## Collected data entries
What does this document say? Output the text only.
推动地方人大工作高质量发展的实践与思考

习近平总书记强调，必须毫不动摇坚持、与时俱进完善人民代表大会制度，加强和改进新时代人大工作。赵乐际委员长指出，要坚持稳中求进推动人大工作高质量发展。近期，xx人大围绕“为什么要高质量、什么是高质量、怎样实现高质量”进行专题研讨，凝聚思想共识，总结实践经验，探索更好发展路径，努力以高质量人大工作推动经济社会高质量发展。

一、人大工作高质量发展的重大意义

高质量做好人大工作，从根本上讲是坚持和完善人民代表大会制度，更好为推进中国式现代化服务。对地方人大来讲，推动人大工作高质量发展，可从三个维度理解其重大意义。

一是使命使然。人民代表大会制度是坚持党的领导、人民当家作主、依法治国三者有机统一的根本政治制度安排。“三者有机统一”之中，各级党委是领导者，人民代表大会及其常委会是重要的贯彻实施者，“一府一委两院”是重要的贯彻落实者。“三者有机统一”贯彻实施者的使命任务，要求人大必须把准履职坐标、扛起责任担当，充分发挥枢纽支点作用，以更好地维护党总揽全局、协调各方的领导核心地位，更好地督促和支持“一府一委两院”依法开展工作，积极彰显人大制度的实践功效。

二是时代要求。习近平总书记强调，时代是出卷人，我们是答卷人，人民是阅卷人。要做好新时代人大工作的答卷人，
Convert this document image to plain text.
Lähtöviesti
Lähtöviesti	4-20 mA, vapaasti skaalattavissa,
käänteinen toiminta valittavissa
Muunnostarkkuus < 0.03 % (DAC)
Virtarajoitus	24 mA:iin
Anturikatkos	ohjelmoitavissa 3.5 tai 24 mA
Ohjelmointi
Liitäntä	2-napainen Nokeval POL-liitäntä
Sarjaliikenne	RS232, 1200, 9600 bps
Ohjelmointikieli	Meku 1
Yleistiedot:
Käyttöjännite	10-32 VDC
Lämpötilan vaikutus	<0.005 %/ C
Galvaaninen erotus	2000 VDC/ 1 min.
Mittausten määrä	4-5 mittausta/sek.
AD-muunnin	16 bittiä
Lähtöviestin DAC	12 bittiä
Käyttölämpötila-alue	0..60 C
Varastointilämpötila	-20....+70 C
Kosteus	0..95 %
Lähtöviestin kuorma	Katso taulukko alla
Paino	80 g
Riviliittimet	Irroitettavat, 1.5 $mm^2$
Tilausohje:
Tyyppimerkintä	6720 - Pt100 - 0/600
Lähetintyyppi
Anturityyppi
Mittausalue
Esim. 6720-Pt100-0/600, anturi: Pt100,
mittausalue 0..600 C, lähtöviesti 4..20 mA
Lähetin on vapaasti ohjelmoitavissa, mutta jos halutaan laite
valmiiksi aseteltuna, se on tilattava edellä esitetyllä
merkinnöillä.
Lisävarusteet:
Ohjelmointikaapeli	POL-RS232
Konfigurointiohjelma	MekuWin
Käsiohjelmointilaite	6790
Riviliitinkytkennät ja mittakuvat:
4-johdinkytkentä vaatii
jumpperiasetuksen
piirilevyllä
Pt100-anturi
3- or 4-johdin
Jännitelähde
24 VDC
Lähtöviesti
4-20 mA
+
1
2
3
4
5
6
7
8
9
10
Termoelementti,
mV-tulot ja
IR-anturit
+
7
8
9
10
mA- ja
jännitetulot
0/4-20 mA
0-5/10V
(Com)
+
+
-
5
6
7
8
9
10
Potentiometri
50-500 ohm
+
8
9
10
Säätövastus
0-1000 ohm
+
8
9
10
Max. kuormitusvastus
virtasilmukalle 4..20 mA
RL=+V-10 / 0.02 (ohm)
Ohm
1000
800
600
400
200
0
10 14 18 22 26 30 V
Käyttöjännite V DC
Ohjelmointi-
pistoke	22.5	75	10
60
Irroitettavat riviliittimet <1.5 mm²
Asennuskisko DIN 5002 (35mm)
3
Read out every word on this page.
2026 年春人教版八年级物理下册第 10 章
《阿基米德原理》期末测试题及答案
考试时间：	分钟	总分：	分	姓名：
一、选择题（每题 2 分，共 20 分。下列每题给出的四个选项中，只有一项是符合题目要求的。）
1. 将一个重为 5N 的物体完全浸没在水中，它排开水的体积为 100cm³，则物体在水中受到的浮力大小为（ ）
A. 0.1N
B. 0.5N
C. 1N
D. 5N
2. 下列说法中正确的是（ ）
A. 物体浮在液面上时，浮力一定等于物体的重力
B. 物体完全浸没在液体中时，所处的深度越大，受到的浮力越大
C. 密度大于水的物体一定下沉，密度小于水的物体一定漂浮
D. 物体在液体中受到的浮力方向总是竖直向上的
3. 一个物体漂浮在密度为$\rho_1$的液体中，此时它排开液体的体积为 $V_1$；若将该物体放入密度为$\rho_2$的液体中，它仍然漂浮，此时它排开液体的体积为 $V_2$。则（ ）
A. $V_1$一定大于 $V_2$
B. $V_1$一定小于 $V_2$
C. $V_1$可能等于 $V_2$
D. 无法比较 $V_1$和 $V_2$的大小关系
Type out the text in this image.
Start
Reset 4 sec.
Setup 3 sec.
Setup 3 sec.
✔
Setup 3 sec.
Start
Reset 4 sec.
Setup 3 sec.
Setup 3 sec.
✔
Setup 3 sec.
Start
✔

## What is asked
Using the listing above, show each line holding the string "Lähtöviestin".

## Right answer
Lähtöviestin DAC	12 bittiä
Lähtöviestin kuorma	Katso taulukko alla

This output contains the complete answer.